## WRITTEN EXERCISE
Copy every line of the data that contains the string "Prognoza".

** Start of GIVEN ENTRIES **

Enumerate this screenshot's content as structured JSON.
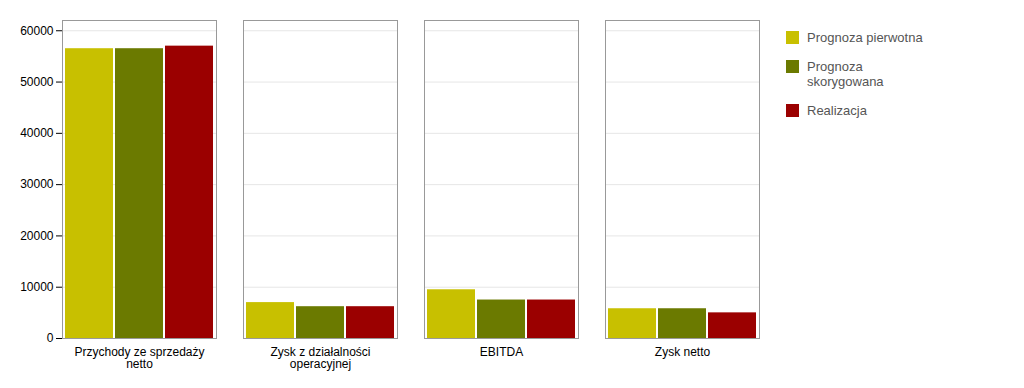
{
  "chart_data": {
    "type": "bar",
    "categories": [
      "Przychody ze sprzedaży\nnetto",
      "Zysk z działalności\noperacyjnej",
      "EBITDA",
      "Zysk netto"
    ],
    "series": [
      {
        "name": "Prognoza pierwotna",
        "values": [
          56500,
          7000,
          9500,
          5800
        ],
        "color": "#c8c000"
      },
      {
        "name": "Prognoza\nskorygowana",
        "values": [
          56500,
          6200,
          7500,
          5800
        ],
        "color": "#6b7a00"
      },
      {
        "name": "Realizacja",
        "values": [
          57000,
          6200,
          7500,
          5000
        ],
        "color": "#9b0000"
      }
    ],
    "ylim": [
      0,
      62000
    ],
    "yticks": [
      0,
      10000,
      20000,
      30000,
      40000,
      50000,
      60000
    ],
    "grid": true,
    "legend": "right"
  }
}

** End of GIVEN ENTRIES **
** Start of GIVEN ENTRIES **

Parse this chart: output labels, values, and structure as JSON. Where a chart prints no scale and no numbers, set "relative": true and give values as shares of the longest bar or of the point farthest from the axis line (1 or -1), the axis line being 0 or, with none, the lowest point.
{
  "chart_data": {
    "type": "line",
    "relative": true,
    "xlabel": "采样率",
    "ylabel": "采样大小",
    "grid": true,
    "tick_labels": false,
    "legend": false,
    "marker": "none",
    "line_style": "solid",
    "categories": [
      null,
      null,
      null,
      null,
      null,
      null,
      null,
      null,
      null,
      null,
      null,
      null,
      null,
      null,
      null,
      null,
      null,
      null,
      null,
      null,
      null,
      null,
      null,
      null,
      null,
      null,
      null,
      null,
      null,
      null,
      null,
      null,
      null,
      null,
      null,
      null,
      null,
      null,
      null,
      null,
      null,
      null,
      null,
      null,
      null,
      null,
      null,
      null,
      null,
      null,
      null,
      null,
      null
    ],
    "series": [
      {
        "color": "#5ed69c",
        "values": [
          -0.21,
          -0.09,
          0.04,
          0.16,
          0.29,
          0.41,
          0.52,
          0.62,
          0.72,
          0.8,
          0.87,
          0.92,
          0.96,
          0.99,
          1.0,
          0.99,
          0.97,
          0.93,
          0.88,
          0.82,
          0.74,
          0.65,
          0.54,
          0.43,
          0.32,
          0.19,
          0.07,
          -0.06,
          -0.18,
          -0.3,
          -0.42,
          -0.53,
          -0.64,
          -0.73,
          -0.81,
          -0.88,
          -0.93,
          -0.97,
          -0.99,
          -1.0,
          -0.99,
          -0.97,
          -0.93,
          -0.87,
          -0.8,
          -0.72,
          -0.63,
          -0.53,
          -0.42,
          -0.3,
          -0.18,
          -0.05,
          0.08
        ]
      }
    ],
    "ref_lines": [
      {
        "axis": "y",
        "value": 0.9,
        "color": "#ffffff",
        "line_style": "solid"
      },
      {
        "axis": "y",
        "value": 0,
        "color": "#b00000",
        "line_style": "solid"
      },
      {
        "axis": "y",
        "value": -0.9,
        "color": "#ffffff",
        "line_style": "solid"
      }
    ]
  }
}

** End of GIVEN ENTRIES **

## THE COMPLETED TASK
        "name": "Prognoza pierwotna",
        "name": "Prognoza\nskorygowana",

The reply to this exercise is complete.